§ **What you are asked to do**
The data below should be restated word for word, with every picture omitted.

== Data provided

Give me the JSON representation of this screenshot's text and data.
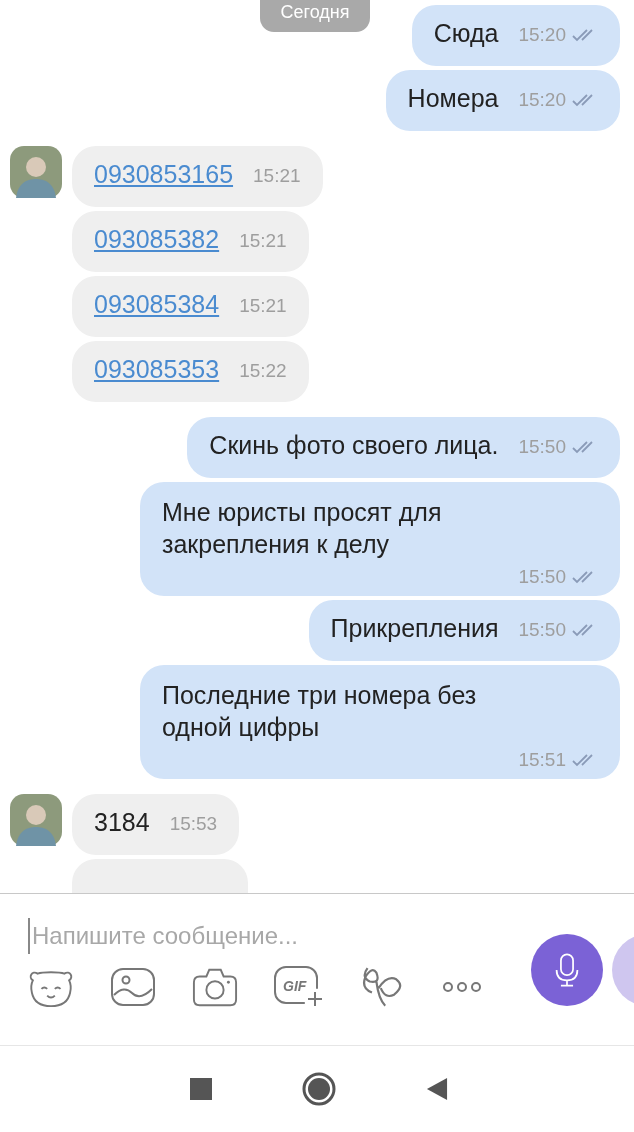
{
  "date_badge": "Сегодня",
  "messages": [
    {
      "outgoing": true,
      "kind": "text",
      "text": "Сюда",
      "time": "15:20"
    },
    {
      "outgoing": true,
      "kind": "text",
      "text": "Номера",
      "time": "15:20"
    },
    {
      "outgoing": false,
      "kind": "link",
      "text": "0930853165",
      "time": "15:21",
      "avatar": true
    },
    {
      "outgoing": false,
      "kind": "link",
      "text": "093085382",
      "time": "15:21"
    },
    {
      "outgoing": false,
      "kind": "link",
      "text": "093085384",
      "time": "15:21"
    },
    {
      "outgoing": false,
      "kind": "link",
      "text": "093085353",
      "time": "15:22"
    },
    {
      "outgoing": true,
      "kind": "text",
      "text": "Скинь фото своего лица.",
      "time": "15:50"
    },
    {
      "outgoing": true,
      "kind": "long",
      "text": "Мне юристы просят для закрепления к делу",
      "time": "15:50"
    },
    {
      "outgoing": true,
      "kind": "text",
      "text": "Прикрепления",
      "time": "15:50"
    },
    {
      "outgoing": true,
      "kind": "long",
      "text": "Последние три номера без одной цифры",
      "time": "15:51"
    },
    {
      "outgoing": false,
      "kind": "text",
      "text": "3184",
      "time": "15:53",
      "avatar": true
    },
    {
      "outgoing": false,
      "kind": "cut"
    }
  ],
  "composer": {
    "placeholder": "Напишите сообщение...",
    "tools": [
      {
        "kind": "sticker"
      },
      {
        "kind": "gallery"
      },
      {
        "kind": "camera"
      },
      {
        "kind": "gif",
        "label": "GIF"
      },
      {
        "kind": "doodle"
      },
      {
        "kind": "more"
      }
    ]
  },
  "nav": [
    {
      "kind": "recents"
    },
    {
      "kind": "home"
    },
    {
      "kind": "back"
    }
  ]
}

====

§ **Written answer**
Give me the JSON representation of this screenshot's text and data.
{
  "date_badge": "Сегодня",
  "messages": [
    {
      "outgoing": true,
      "kind": "text",
      "text": "Сюда",
      "time": "15:20"
    },
    {
      "outgoing": true,
      "kind": "text",
      "text": "Номера",
      "time": "15:20"
    },
    {
      "outgoing": false,
      "kind": "link",
      "text": "0930853165",
      "time": "15:21",
      "avatar": true
    },
    {
      "outgoing": false,
      "kind": "link",
      "text": "093085382",
      "time": "15:21"
    },
    {
      "outgoing": false,
      "kind": "link",
      "text": "093085384",
      "time": "15:21"
    },
    {
      "outgoing": false,
      "kind": "link",
      "text": "093085353",
      "time": "15:22"
    },
    {
      "outgoing": true,
      "kind": "text",
      "text": "Скинь фото своего лица.",
      "time": "15:50"
    },
    {
      "outgoing": true,
      "kind": "long",
      "text": "Мне юристы просят для закрепления к делу",
      "time": "15:50"
    },
    {
      "outgoing": true,
      "kind": "text",
      "text": "Прикрепления",
      "time": "15:50"
    },
    {
      "outgoing": true,
      "kind": "long",
      "text": "Последние три номера без одной цифры",
      "time": "15:51"
    },
    {
      "outgoing": false,
      "kind": "text",
      "text": "3184",
      "time": "15:53",
      "avatar": true
    },
    {
      "outgoing": false,
      "kind": "cut"
    }
  ],
  "composer": {
    "placeholder": "Напишите сообщение...",
    "tools": [
      {
        "kind": "sticker"
      },
      {
        "kind": "gallery"
      },
      {
        "kind": "camera"
      },
      {
        "kind": "gif",
        "label": "GIF"
      },
      {
        "kind": "doodle"
      },
      {
        "kind": "more"
      }
    ]
  },
  "nav": [
    {
      "kind": "recents"
    },
    {
      "kind": "home"
    },
    {
      "kind": "back"
    }
  ]
}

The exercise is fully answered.